• **PROVIDED MATERIAL**:

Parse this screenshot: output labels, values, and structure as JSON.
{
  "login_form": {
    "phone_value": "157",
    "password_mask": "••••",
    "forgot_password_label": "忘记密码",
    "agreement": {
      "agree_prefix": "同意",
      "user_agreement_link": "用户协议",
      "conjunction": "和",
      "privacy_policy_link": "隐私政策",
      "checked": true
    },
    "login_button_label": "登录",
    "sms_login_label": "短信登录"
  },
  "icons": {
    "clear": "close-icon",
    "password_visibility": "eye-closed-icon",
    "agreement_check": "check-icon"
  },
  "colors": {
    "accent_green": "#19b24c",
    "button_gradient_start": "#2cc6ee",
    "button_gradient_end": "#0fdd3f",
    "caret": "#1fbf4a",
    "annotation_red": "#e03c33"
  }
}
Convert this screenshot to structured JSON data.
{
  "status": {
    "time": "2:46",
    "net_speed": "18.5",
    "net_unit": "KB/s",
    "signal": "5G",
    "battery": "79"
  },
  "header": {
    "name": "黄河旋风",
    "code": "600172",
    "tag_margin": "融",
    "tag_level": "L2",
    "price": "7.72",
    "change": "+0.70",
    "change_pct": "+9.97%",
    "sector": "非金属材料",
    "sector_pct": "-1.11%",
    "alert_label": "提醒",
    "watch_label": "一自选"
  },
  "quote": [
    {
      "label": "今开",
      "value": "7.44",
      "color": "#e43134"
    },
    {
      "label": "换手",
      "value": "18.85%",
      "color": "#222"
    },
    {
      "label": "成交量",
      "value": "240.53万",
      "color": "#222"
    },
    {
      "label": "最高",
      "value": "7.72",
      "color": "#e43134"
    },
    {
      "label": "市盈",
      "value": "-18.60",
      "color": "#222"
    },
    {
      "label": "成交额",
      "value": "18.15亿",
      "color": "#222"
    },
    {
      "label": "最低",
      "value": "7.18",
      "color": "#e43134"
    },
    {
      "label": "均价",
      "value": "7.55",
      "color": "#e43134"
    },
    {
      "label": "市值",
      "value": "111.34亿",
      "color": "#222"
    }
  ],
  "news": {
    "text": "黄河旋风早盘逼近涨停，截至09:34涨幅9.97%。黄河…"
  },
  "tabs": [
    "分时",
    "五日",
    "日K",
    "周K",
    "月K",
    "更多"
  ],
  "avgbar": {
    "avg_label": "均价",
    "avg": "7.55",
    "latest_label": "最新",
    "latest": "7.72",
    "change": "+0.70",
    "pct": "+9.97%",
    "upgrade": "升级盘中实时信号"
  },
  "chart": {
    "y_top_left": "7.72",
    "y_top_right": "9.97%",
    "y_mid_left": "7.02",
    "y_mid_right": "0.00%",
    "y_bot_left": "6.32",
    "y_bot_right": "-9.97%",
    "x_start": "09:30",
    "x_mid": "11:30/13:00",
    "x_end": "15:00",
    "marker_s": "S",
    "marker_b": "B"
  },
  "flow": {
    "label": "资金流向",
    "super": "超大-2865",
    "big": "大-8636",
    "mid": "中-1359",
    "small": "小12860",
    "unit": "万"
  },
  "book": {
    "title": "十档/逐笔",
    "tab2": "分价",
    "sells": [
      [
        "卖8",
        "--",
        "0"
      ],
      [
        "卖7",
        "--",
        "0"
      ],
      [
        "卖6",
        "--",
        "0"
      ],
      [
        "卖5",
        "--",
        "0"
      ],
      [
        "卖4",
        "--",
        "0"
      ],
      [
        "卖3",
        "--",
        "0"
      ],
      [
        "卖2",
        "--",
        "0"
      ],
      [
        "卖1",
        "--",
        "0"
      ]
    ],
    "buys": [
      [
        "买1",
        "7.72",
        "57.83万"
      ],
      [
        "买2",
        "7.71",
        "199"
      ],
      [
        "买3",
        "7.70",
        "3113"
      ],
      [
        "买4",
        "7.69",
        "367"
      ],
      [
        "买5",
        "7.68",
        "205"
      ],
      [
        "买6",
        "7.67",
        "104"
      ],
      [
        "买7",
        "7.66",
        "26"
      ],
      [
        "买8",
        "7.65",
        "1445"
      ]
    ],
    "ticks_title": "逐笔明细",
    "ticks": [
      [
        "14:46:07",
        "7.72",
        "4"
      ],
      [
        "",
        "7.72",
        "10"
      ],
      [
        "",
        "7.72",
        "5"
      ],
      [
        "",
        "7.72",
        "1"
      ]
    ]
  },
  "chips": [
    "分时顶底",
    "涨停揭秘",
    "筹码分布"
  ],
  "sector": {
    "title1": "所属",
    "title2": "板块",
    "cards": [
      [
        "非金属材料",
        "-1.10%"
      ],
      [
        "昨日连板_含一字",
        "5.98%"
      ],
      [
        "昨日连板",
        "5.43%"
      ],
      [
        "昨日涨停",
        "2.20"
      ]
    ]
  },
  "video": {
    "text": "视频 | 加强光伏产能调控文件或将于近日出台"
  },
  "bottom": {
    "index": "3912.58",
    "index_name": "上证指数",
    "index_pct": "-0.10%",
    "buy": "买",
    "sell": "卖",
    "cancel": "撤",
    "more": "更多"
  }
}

• **SHORT EXERCISE**: Find and copy every line in the entries above where the string "this" occurs.

• **RESULT OF THE EXERCISE**:
Parse this screenshot: output labels, values, and structure as JSON.
Convert this screenshot to structured JSON data.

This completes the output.